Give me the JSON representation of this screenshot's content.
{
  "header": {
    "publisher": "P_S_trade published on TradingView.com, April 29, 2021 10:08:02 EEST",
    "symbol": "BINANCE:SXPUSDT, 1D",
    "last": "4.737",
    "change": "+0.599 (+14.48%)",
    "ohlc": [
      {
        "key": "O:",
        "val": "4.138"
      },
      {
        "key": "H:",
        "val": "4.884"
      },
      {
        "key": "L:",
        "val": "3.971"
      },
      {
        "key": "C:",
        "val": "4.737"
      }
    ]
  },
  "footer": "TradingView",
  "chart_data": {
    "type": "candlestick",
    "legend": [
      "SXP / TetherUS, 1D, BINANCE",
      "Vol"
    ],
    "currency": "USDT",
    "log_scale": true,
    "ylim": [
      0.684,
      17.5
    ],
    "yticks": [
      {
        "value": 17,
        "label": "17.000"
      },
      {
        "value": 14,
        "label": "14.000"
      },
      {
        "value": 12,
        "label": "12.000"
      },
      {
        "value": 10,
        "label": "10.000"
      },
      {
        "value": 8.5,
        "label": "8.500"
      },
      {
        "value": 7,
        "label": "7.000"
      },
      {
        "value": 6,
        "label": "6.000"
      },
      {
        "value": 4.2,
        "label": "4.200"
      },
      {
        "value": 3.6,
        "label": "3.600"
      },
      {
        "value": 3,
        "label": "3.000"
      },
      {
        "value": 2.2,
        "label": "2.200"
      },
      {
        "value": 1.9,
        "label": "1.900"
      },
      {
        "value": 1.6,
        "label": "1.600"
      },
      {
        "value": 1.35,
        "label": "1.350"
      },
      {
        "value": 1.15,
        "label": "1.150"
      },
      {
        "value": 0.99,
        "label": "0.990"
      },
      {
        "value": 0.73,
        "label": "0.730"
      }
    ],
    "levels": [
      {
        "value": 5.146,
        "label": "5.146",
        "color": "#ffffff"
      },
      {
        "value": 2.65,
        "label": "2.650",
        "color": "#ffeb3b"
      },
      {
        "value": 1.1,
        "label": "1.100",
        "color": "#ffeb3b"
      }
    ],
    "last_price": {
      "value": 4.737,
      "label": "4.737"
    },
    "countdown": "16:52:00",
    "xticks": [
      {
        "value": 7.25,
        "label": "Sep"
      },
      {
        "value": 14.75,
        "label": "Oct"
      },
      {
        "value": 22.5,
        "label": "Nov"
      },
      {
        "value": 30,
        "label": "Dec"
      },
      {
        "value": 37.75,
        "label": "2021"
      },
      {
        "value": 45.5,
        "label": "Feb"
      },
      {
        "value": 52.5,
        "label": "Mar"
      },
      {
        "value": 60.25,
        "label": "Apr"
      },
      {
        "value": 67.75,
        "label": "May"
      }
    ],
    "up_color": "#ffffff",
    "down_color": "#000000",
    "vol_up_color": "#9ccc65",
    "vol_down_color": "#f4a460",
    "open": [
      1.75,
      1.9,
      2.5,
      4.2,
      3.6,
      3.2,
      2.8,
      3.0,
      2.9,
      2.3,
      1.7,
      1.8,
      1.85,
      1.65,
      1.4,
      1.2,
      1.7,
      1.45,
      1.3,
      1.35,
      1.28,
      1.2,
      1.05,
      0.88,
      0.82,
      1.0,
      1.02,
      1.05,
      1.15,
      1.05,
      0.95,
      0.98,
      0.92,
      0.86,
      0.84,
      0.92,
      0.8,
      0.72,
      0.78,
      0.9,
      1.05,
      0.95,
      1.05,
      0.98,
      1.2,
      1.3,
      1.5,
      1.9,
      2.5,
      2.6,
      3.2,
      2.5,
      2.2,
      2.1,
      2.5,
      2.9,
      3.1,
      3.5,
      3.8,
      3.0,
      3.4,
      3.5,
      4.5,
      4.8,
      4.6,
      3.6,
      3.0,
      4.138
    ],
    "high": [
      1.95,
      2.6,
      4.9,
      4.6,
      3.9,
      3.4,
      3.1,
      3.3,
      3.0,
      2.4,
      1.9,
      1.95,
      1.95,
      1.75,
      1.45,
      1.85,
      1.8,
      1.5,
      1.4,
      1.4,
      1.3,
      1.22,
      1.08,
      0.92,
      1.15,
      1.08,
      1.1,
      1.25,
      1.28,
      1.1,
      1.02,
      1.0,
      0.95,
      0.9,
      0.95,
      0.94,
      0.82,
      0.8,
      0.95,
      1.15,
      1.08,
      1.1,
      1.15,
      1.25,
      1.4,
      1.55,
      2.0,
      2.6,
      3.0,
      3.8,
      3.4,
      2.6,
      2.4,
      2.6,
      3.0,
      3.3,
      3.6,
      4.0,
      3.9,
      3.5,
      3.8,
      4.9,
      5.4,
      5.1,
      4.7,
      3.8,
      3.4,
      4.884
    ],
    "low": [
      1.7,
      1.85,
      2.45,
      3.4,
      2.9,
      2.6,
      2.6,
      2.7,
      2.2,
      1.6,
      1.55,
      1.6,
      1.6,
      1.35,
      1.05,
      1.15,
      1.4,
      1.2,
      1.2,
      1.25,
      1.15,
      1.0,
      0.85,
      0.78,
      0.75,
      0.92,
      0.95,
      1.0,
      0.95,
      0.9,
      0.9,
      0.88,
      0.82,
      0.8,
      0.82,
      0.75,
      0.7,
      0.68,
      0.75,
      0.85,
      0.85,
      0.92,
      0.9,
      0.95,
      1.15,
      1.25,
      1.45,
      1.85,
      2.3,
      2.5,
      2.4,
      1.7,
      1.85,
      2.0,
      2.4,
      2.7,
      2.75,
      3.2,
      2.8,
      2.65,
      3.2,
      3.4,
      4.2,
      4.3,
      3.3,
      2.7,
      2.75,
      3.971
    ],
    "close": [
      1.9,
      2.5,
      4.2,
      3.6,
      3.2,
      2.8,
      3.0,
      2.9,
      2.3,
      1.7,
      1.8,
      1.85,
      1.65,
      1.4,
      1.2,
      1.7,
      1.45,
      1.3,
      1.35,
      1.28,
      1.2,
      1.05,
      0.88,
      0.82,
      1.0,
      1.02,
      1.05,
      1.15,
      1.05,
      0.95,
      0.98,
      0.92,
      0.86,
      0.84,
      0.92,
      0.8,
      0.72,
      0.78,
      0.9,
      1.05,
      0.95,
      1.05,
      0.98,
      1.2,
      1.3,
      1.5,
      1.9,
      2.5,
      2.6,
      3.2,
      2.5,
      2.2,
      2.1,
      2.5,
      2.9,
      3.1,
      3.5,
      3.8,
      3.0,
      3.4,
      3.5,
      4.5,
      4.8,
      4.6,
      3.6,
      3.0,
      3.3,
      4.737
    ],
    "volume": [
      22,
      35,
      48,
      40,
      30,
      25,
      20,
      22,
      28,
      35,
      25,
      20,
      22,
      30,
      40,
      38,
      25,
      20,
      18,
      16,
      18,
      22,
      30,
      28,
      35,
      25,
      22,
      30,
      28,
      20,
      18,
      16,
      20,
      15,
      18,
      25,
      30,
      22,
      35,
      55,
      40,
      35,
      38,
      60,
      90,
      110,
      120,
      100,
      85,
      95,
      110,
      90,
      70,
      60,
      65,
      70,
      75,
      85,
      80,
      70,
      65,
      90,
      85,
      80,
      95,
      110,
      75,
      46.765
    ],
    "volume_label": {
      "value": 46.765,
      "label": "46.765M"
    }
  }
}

************

- [GOAL]: Restate the whole of the material exactly.

- [WORKED SOLUTION]:
Give me the JSON representation of this screenshot's content.
{
  "header": {
    "publisher": "P_S_trade published on TradingView.com, April 29, 2021 10:08:02 EEST",
    "symbol": "BINANCE:SXPUSDT, 1D",
    "last": "4.737",
    "change": "+0.599 (+14.48%)",
    "ohlc": [
      {
        "key": "O:",
        "val": "4.138"
      },
      {
        "key": "H:",
        "val": "4.884"
      },
      {
        "key": "L:",
        "val": "3.971"
      },
      {
        "key": "C:",
        "val": "4.737"
      }
    ]
  },
  "footer": "TradingView",
  "chart_data": {
    "type": "candlestick",
    "legend": [
      "SXP / TetherUS, 1D, BINANCE",
      "Vol"
    ],
    "currency": "USDT",
    "log_scale": true,
    "ylim": [
      0.684,
      17.5
    ],
    "yticks": [
      {
        "value": 17,
        "label": "17.000"
      },
      {
        "value": 14,
        "label": "14.000"
      },
      {
        "value": 12,
        "label": "12.000"
      },
      {
        "value": 10,
        "label": "10.000"
      },
      {
        "value": 8.5,
        "label": "8.500"
      },
      {
        "value": 7,
        "label": "7.000"
      },
      {
        "value": 6,
        "label": "6.000"
      },
      {
        "value": 4.2,
        "label": "4.200"
      },
      {
        "value": 3.6,
        "label": "3.600"
      },
      {
        "value": 3,
        "label": "3.000"
      },
      {
        "value": 2.2,
        "label": "2.200"
      },
      {
        "value": 1.9,
        "label": "1.900"
      },
      {
        "value": 1.6,
        "label": "1.600"
      },
      {
        "value": 1.35,
        "label": "1.350"
      },
      {
        "value": 1.15,
        "label": "1.150"
      },
      {
        "value": 0.99,
        "label": "0.990"
      },
      {
        "value": 0.73,
        "label": "0.730"
      }
    ],
    "levels": [
      {
        "value": 5.146,
        "label": "5.146",
        "color": "#ffffff"
      },
      {
        "value": 2.65,
        "label": "2.650",
        "color": "#ffeb3b"
      },
      {
        "value": 1.1,
        "label": "1.100",
        "color": "#ffeb3b"
      }
    ],
    "last_price": {
      "value": 4.737,
      "label": "4.737"
    },
    "countdown": "16:52:00",
    "xticks": [
      {
        "value": 7.25,
        "label": "Sep"
      },
      {
        "value": 14.75,
        "label": "Oct"
      },
      {
        "value": 22.5,
        "label": "Nov"
      },
      {
        "value": 30,
        "label": "Dec"
      },
      {
        "value": 37.75,
        "label": "2021"
      },
      {
        "value": 45.5,
        "label": "Feb"
      },
      {
        "value": 52.5,
        "label": "Mar"
      },
      {
        "value": 60.25,
        "label": "Apr"
      },
      {
        "value": 67.75,
        "label": "May"
      }
    ],
    "up_color": "#ffffff",
    "down_color": "#000000",
    "vol_up_color": "#9ccc65",
    "vol_down_color": "#f4a460",
    "open": [
      1.75,
      1.9,
      2.5,
      4.2,
      3.6,
      3.2,
      2.8,
      3.0,
      2.9,
      2.3,
      1.7,
      1.8,
      1.85,
      1.65,
      1.4,
      1.2,
      1.7,
      1.45,
      1.3,
      1.35,
      1.28,
      1.2,
      1.05,
      0.88,
      0.82,
      1.0,
      1.02,
      1.05,
      1.15,
      1.05,
      0.95,
      0.98,
      0.92,
      0.86,
      0.84,
      0.92,
      0.8,
      0.72,
      0.78,
      0.9,
      1.05,
      0.95,
      1.05,
      0.98,
      1.2,
      1.3,
      1.5,
      1.9,
      2.5,
      2.6,
      3.2,
      2.5,
      2.2,
      2.1,
      2.5,
      2.9,
      3.1,
      3.5,
      3.8,
      3.0,
      3.4,
      3.5,
      4.5,
      4.8,
      4.6,
      3.6,
      3.0,
      4.138
    ],
    "high": [
      1.95,
      2.6,
      4.9,
      4.6,
      3.9,
      3.4,
      3.1,
      3.3,
      3.0,
      2.4,
      1.9,
      1.95,
      1.95,
      1.75,
      1.45,
      1.85,
      1.8,
      1.5,
      1.4,
      1.4,
      1.3,
      1.22,
      1.08,
      0.92,
      1.15,
      1.08,
      1.1,
      1.25,
      1.28,
      1.1,
      1.02,
      1.0,
      0.95,
      0.9,
      0.95,
      0.94,
      0.82,
      0.8,
      0.95,
      1.15,
      1.08,
      1.1,
      1.15,
      1.25,
      1.4,
      1.55,
      2.0,
      2.6,
      3.0,
      3.8,
      3.4,
      2.6,
      2.4,
      2.6,
      3.0,
      3.3,
      3.6,
      4.0,
      3.9,
      3.5,
      3.8,
      4.9,
      5.4,
      5.1,
      4.7,
      3.8,
      3.4,
      4.884
    ],
    "low": [
      1.7,
      1.85,
      2.45,
      3.4,
      2.9,
      2.6,
      2.6,
      2.7,
      2.2,
      1.6,
      1.55,
      1.6,
      1.6,
      1.35,
      1.05,
      1.15,
      1.4,
      1.2,
      1.2,
      1.25,
      1.15,
      1.0,
      0.85,
      0.78,
      0.75,
      0.92,
      0.95,
      1.0,
      0.95,
      0.9,
      0.9,
      0.88,
      0.82,
      0.8,
      0.82,
      0.75,
      0.7,
      0.68,
      0.75,
      0.85,
      0.85,
      0.92,
      0.9,
      0.95,
      1.15,
      1.25,
      1.45,
      1.85,
      2.3,
      2.5,
      2.4,
      1.7,
      1.85,
      2.0,
      2.4,
      2.7,
      2.75,
      3.2,
      2.8,
      2.65,
      3.2,
      3.4,
      4.2,
      4.3,
      3.3,
      2.7,
      2.75,
      3.971
    ],
    "close": [
      1.9,
      2.5,
      4.2,
      3.6,
      3.2,
      2.8,
      3.0,
      2.9,
      2.3,
      1.7,
      1.8,
      1.85,
      1.65,
      1.4,
      1.2,
      1.7,
      1.45,
      1.3,
      1.35,
      1.28,
      1.2,
      1.05,
      0.88,
      0.82,
      1.0,
      1.02,
      1.05,
      1.15,
      1.05,
      0.95,
      0.98,
      0.92,
      0.86,
      0.84,
      0.92,
      0.8,
      0.72,
      0.78,
      0.9,
      1.05,
      0.95,
      1.05,
      0.98,
      1.2,
      1.3,
      1.5,
      1.9,
      2.5,
      2.6,
      3.2,
      2.5,
      2.2,
      2.1,
      2.5,
      2.9,
      3.1,
      3.5,
      3.8,
      3.0,
      3.4,
      3.5,
      4.5,
      4.8,
      4.6,
      3.6,
      3.0,
      3.3,
      4.737
    ],
    "volume": [
      22,
      35,
      48,
      40,
      30,
      25,
      20,
      22,
      28,
      35,
      25,
      20,
      22,
      30,
      40,
      38,
      25,
      20,
      18,
      16,
      18,
      22,
      30,
      28,
      35,
      25,
      22,
      30,
      28,
      20,
      18,
      16,
      20,
      15,
      18,
      25,
      30,
      22,
      35,
      55,
      40,
      35,
      38,
      60,
      90,
      110,
      120,
      100,
      85,
      95,
      110,
      90,
      70,
      60,
      65,
      70,
      75,
      85,
      80,
      70,
      65,
      90,
      85,
      80,
      95,
      110,
      75,
      46.765
    ],
    "volume_label": {
      "value": 46.765,
      "label": "46.765M"
    }
  }
}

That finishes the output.